• Stated problem:
Copy exactly, and only, the lines from the line containing "Convert this document image to plain text." through the last line of the records below, both included, and leave out any pictures.

• Record excerpts:
----

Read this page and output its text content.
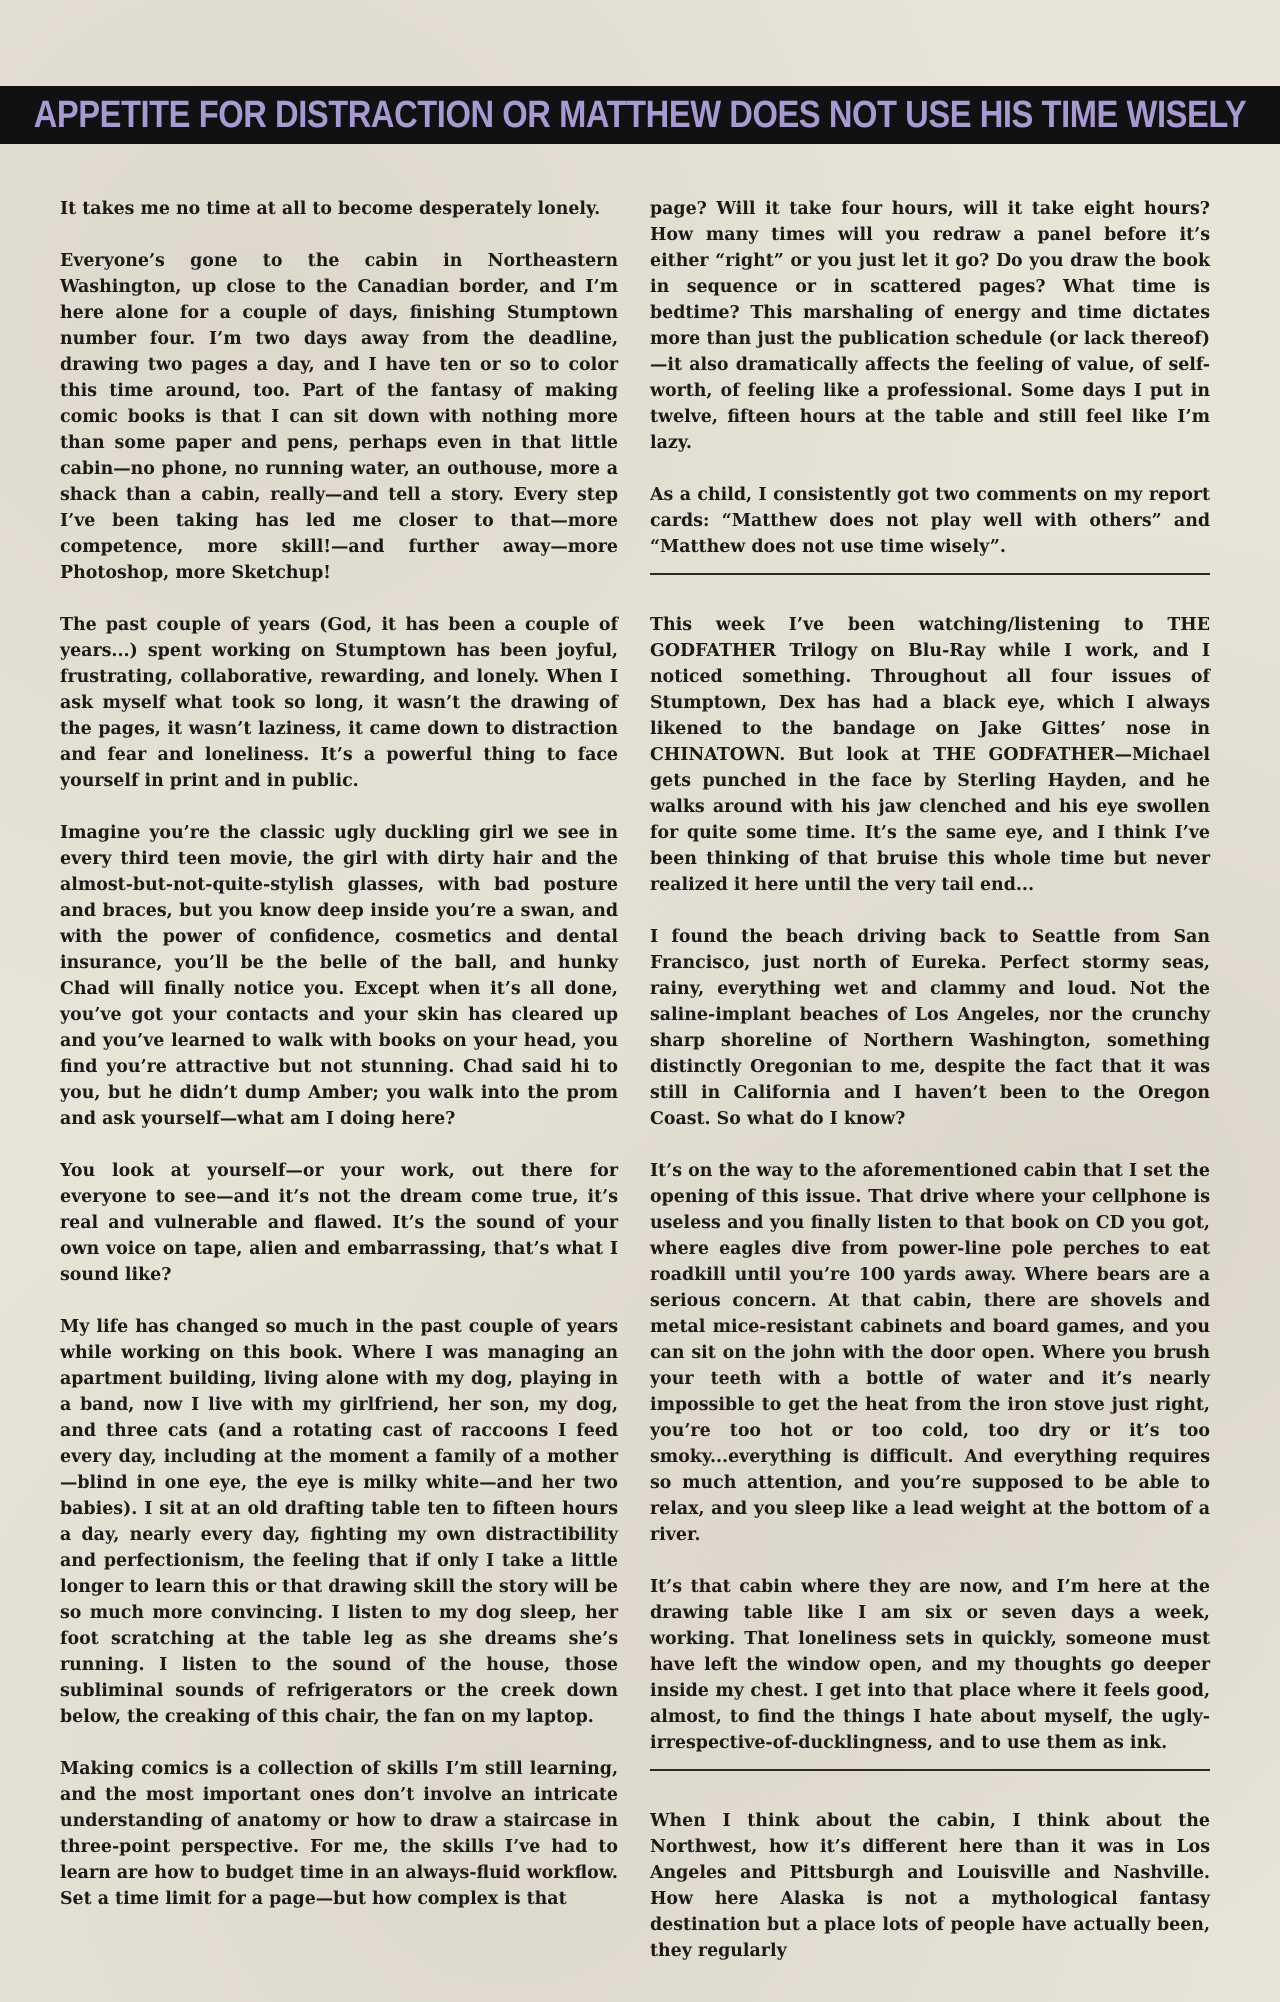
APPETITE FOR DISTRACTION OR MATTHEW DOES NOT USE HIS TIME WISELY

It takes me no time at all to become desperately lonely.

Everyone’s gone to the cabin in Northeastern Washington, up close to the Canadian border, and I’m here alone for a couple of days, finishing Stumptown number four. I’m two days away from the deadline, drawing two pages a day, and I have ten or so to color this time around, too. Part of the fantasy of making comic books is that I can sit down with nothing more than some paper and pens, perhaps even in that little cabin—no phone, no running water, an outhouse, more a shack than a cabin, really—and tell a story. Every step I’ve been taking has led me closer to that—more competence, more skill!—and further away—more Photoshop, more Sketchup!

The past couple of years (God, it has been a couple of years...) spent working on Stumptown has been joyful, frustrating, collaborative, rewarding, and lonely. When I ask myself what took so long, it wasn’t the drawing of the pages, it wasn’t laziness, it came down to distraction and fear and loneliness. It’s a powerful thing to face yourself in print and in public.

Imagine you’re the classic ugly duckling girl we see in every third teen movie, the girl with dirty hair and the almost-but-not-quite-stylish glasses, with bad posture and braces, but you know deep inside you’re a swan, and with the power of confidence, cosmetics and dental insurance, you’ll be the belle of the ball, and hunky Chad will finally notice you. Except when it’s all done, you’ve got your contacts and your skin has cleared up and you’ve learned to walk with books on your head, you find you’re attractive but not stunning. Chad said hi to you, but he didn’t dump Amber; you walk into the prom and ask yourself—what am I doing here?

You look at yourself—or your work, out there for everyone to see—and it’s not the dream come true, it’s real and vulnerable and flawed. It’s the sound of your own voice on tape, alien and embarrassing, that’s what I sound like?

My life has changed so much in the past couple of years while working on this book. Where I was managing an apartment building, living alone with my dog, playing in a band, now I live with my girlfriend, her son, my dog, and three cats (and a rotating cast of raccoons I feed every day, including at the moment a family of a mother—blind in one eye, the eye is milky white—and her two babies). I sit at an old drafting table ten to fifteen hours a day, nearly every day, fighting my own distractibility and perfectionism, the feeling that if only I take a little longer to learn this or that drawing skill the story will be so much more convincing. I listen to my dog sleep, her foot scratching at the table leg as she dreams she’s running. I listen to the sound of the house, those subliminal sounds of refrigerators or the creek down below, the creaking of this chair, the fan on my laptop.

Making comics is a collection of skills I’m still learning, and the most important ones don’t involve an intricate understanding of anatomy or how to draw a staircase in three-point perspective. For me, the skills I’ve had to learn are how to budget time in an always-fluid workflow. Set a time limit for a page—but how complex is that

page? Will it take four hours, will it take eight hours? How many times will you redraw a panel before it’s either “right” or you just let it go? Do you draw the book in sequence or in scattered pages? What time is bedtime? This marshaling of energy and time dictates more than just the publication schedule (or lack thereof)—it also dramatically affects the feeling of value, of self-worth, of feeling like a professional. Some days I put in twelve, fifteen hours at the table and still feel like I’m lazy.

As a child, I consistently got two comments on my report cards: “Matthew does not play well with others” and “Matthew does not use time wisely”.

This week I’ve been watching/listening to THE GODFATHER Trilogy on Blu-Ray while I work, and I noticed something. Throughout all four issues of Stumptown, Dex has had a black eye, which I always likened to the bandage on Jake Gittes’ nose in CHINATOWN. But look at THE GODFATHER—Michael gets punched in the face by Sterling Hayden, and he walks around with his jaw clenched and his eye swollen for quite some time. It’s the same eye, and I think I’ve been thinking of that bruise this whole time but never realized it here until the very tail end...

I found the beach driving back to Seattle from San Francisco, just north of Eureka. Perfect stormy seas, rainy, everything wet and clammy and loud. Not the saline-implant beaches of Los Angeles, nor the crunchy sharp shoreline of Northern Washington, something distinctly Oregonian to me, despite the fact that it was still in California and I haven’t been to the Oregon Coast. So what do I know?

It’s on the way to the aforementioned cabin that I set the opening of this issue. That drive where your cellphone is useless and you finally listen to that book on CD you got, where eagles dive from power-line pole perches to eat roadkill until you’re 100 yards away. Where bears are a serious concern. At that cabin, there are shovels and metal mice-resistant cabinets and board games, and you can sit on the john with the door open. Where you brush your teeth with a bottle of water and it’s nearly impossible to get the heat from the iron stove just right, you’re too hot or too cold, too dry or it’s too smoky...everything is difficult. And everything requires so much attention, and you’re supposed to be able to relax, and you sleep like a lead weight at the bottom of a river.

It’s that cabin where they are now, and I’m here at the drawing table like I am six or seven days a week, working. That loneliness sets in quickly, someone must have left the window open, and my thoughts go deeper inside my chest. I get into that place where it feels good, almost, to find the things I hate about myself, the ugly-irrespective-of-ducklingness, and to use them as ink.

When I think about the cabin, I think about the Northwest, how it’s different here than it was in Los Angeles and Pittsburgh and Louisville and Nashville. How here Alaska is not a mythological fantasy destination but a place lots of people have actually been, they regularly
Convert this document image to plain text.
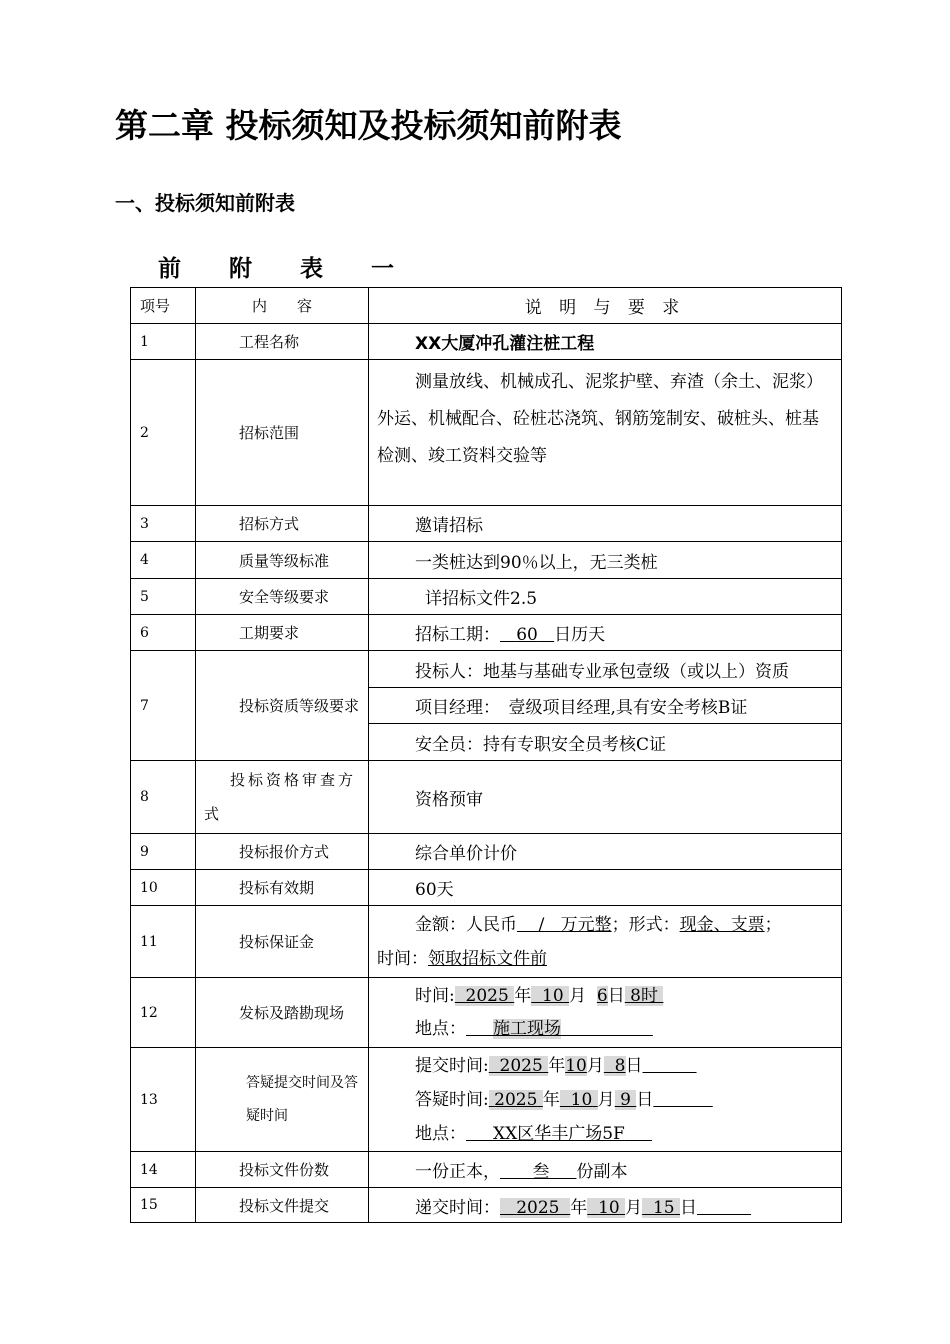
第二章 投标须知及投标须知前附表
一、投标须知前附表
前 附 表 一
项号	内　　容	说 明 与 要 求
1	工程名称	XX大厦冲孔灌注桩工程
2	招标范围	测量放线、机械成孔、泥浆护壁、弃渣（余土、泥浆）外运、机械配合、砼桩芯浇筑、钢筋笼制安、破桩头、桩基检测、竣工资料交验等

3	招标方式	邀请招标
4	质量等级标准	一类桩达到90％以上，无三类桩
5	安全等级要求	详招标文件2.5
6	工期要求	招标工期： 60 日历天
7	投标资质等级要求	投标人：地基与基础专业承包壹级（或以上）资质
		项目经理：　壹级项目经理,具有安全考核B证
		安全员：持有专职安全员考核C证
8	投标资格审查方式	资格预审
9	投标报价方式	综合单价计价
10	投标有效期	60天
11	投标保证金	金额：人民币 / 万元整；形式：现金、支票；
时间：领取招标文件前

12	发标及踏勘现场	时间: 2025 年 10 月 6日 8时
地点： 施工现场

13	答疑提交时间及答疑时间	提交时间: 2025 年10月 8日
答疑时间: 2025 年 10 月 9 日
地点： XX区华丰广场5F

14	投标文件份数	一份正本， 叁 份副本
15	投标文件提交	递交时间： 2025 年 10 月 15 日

----

• Output of the exercise:
Convert this document image to plain text.
第二章 投标须知及投标须知前附表
一、投标须知前附表
前 附 表 一
项号	内　　容	说 明 与 要 求
1	工程名称	XX大厦冲孔灌注桩工程
2	招标范围	测量放线、机械成孔、泥浆护壁、弃渣（余土、泥浆）外运、机械配合、砼桩芯浇筑、钢筋笼制安、破桩头、桩基检测、竣工资料交验等

3	招标方式	邀请招标
4	质量等级标准	一类桩达到90％以上，无三类桩
5	安全等级要求	详招标文件2.5
6	工期要求	招标工期： 60 日历天
7	投标资质等级要求	投标人：地基与基础专业承包壹级（或以上）资质
		项目经理：　壹级项目经理,具有安全考核B证
		安全员：持有专职安全员考核C证
8	投标资格审查方式	资格预审
9	投标报价方式	综合单价计价
10	投标有效期	60天
11	投标保证金	金额：人民币 / 万元整；形式：现金、支票；
时间：领取招标文件前

12	发标及踏勘现场	时间: 2025 年 10 月 6日 8时
地点： 施工现场

13	答疑提交时间及答疑时间	提交时间: 2025 年10月 8日
答疑时间: 2025 年 10 月 9 日
地点： XX区华丰广场5F

14	投标文件份数	一份正本， 叁 份副本
15	投标文件提交	递交时间： 2025 年 10 月 15 日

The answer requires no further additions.